(Dataset entries)
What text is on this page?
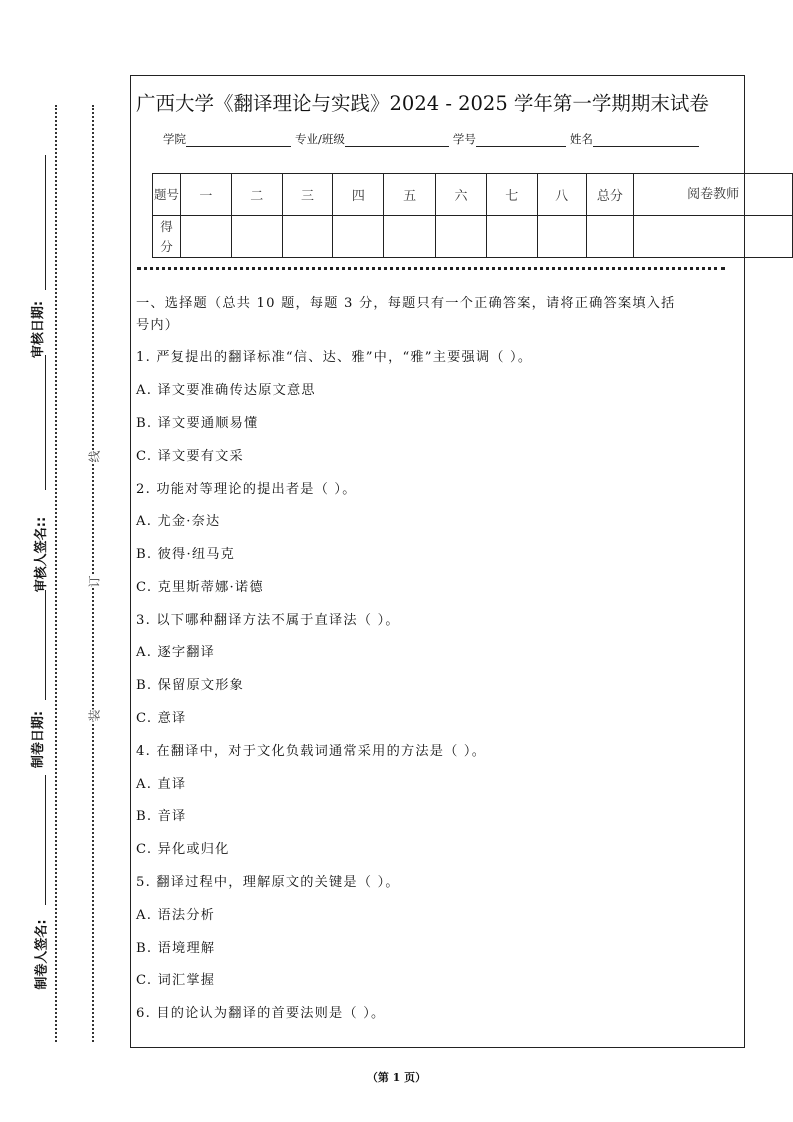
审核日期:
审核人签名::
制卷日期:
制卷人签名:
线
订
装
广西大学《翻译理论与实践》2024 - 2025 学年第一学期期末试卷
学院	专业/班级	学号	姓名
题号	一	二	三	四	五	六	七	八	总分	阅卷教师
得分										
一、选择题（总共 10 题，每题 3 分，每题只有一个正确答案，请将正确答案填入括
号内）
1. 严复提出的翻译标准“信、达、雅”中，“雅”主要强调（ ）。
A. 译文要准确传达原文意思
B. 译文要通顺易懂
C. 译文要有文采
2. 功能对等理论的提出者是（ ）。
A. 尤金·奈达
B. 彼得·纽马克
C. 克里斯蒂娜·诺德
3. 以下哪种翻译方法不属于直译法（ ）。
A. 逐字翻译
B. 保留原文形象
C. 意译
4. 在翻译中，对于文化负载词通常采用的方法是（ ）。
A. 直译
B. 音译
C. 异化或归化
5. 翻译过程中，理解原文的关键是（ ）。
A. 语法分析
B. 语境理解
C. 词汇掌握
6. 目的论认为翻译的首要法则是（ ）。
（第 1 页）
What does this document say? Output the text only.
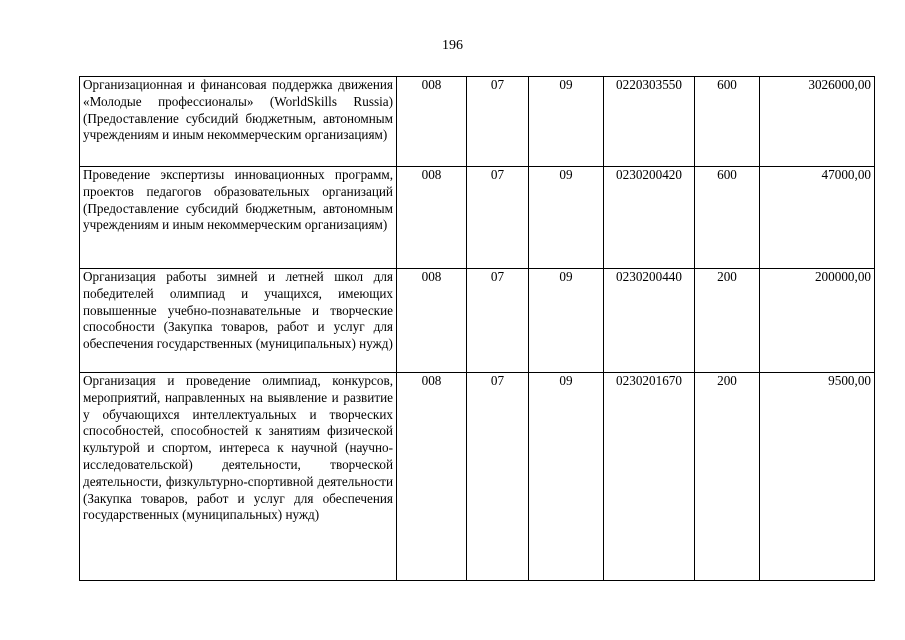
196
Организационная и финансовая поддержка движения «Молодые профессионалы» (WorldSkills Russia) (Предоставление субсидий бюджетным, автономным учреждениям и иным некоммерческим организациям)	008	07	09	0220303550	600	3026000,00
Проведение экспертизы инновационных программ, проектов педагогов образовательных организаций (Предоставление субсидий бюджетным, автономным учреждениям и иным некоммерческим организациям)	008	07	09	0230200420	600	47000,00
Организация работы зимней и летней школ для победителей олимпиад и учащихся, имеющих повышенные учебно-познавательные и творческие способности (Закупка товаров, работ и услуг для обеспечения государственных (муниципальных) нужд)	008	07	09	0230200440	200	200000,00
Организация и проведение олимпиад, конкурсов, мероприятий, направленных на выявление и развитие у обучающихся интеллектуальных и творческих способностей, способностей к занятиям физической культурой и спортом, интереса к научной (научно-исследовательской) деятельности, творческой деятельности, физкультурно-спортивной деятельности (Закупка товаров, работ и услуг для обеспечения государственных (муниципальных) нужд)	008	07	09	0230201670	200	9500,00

==

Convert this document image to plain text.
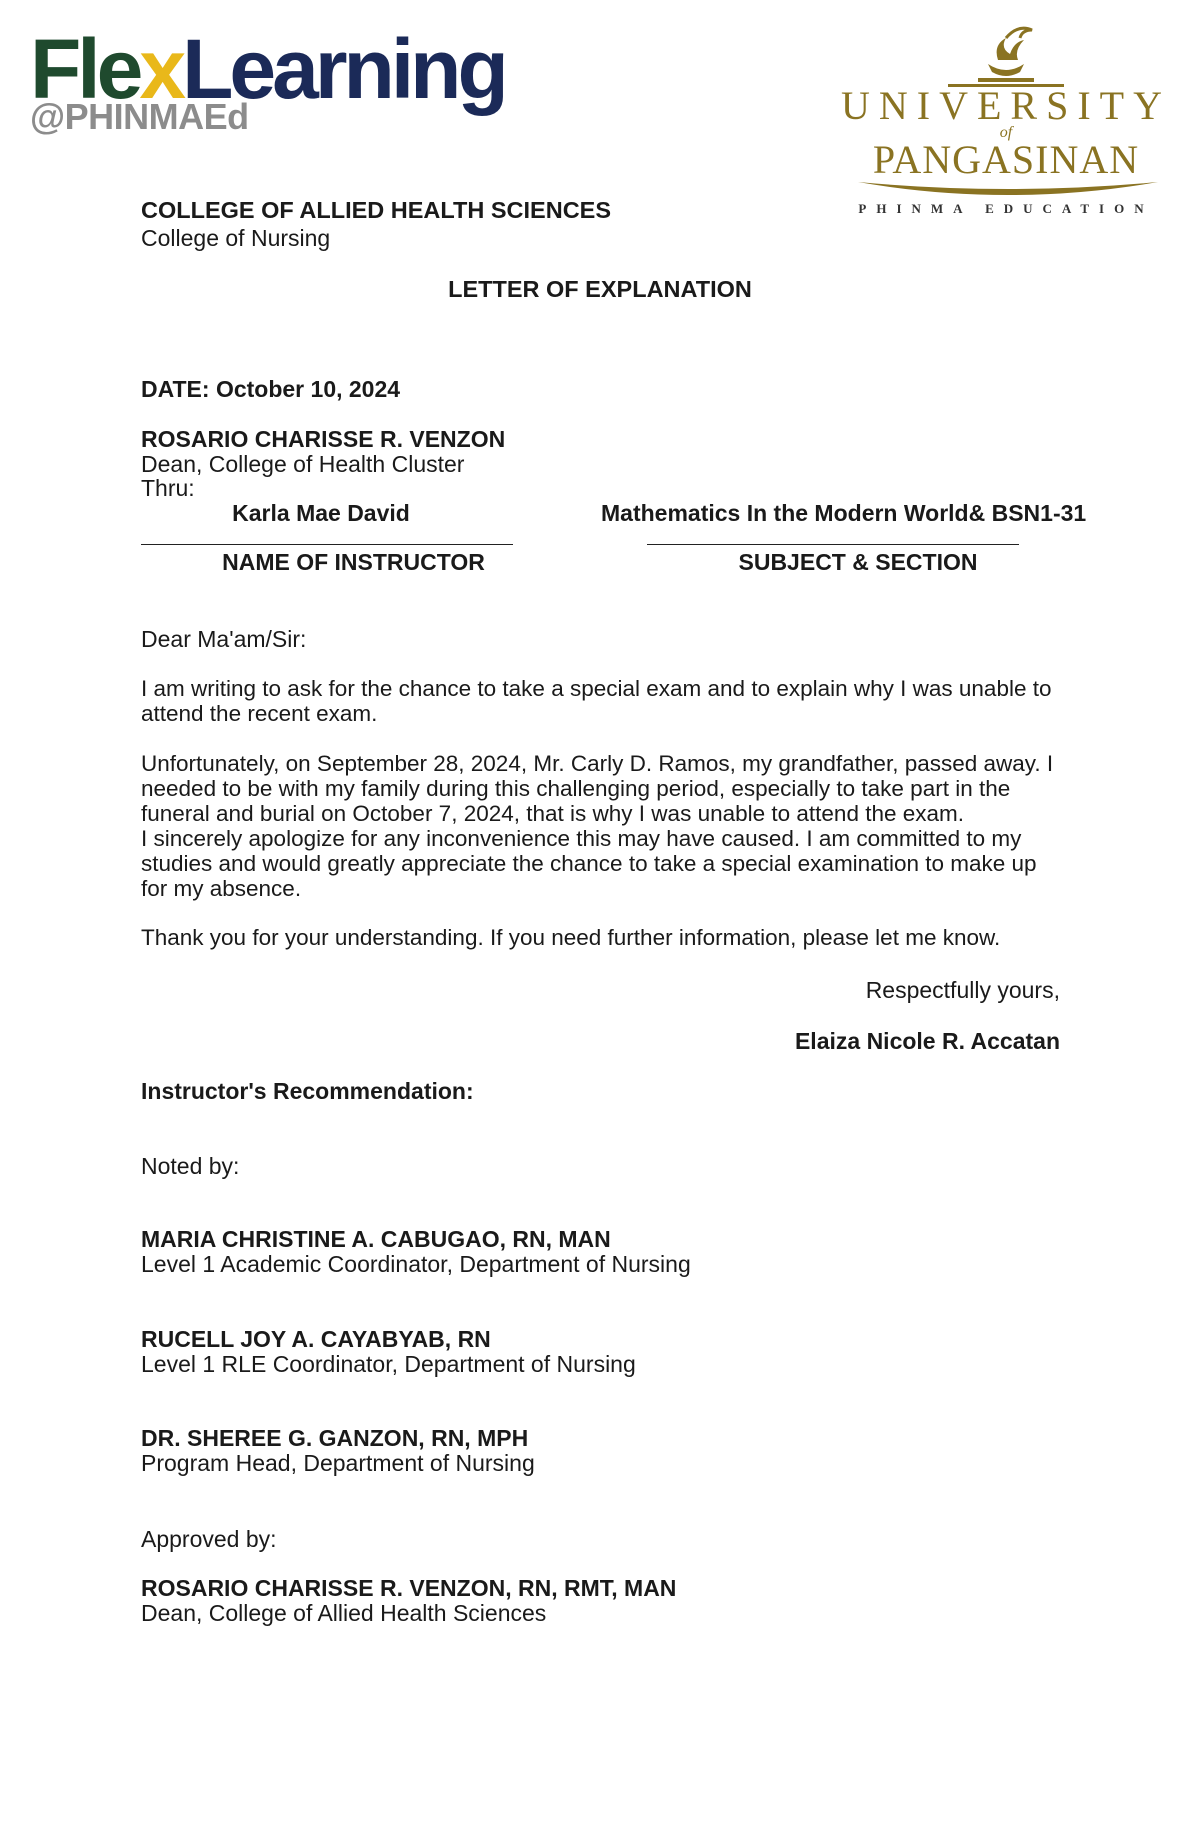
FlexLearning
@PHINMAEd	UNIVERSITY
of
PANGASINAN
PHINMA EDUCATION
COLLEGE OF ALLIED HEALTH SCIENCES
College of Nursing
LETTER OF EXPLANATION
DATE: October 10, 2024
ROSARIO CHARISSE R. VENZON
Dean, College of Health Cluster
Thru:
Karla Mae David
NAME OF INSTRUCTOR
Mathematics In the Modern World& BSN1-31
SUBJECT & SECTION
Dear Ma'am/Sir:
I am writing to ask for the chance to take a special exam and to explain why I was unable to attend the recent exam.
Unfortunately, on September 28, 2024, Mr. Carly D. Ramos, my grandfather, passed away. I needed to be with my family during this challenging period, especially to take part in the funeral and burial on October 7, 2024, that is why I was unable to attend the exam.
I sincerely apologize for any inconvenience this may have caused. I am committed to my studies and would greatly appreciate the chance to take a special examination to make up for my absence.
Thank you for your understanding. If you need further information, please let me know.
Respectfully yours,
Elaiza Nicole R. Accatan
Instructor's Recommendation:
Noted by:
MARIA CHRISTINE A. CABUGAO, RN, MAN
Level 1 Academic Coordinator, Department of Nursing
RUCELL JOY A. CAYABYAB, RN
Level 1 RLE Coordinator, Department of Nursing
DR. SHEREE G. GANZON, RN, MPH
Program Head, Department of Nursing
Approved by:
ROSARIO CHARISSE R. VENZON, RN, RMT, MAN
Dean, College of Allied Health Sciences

## Exercise directions
Copy every line in the listing above where the string "What" turns up.

## Problem solution
What text is on this page?
What does this document say? Output the text only.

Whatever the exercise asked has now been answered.